Look at each line of the records and count those with "ylabel" in them. Please answer with the count alone.
[Start Input]
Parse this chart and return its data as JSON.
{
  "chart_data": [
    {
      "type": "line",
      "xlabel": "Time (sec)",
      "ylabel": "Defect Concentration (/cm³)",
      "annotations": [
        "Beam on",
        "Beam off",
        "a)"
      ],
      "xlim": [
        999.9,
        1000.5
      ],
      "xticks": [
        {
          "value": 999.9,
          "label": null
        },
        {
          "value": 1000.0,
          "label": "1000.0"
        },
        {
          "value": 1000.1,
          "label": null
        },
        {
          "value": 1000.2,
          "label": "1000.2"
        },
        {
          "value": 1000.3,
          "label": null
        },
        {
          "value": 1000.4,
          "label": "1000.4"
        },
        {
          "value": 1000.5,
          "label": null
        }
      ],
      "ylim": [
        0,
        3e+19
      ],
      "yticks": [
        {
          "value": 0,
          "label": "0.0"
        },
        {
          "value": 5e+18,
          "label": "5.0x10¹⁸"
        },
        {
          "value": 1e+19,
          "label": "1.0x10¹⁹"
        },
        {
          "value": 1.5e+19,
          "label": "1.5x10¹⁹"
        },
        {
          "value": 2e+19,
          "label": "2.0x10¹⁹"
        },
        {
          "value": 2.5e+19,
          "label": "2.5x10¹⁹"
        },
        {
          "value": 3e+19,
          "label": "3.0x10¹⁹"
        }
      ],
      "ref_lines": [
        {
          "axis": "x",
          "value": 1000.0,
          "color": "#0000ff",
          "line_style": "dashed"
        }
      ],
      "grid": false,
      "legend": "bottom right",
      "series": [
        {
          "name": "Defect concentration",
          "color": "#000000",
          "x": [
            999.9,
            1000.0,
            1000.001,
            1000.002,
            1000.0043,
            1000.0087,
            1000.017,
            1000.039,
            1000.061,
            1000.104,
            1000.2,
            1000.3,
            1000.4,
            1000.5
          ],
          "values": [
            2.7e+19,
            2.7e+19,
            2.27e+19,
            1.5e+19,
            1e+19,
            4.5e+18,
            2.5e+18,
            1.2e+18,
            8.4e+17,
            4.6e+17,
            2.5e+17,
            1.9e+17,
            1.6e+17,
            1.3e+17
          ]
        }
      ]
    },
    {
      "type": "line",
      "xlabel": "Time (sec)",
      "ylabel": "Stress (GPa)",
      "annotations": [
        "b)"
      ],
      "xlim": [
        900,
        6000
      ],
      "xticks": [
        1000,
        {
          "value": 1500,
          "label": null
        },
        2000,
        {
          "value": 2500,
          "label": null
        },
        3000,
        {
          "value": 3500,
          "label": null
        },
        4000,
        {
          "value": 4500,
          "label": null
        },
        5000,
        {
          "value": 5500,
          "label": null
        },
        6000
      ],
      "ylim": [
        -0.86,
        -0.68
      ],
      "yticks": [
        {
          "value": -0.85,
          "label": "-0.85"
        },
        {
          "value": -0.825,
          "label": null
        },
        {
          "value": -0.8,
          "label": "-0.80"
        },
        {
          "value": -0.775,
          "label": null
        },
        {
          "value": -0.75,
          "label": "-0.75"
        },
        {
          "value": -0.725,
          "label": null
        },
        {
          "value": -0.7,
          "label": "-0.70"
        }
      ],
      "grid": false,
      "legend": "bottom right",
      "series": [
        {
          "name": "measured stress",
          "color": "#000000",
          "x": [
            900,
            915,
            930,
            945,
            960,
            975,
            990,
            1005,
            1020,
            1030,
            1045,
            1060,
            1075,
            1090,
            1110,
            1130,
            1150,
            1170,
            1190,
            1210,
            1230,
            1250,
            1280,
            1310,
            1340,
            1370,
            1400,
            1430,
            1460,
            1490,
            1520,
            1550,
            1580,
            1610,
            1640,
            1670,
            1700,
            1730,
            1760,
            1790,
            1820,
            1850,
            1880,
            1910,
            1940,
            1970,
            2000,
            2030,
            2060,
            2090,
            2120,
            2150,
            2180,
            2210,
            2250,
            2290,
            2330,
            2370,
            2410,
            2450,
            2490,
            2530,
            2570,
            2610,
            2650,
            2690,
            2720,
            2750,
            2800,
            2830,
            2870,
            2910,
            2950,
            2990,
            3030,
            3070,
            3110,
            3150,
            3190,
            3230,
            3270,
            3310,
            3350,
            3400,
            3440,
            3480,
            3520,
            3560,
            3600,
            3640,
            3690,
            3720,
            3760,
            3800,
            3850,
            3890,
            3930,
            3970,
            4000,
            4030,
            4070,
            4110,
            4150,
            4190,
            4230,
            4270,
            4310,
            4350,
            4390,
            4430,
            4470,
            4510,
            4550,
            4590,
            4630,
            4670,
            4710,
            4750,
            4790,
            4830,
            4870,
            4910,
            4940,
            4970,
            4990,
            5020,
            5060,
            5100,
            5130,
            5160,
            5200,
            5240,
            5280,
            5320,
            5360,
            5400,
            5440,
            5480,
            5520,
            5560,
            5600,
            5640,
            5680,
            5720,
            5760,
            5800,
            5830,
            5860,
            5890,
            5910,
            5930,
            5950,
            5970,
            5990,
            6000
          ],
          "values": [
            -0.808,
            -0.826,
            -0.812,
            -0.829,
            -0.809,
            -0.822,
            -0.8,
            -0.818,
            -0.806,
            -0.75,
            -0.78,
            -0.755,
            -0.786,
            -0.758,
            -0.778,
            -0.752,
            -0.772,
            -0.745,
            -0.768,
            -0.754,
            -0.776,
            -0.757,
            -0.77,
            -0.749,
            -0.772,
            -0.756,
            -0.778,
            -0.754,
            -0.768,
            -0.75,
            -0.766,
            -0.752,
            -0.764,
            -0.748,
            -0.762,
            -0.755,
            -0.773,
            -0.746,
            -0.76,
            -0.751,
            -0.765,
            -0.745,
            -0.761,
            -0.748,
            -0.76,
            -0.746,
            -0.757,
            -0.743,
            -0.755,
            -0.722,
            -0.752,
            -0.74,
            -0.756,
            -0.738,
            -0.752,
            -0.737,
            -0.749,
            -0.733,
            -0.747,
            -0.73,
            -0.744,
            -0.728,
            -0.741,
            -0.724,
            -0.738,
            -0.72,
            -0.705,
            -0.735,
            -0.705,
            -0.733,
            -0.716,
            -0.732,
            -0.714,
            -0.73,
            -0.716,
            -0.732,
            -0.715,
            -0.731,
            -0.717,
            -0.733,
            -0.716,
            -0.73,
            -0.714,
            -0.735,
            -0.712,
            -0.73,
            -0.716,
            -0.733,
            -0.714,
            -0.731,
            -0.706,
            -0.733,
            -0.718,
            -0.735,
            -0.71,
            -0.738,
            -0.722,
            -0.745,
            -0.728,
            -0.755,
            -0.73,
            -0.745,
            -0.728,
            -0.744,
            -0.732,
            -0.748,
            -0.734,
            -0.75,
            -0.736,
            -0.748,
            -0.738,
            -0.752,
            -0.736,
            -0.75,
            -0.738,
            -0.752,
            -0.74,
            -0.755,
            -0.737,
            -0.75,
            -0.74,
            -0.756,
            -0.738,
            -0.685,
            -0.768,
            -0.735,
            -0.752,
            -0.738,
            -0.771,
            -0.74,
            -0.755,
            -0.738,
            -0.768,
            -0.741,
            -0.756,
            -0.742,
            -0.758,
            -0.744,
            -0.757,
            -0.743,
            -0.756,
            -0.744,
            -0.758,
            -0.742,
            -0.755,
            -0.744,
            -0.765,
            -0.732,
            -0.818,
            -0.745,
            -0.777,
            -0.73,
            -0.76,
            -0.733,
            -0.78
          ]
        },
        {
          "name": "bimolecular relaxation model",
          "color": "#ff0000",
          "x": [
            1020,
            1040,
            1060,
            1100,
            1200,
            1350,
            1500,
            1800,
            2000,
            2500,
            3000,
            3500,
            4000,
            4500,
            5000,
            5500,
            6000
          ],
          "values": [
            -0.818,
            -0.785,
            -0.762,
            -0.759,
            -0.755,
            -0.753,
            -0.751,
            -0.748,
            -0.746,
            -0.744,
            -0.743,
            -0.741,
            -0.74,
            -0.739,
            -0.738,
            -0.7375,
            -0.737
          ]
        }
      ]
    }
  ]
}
[End Input]
Task response:
2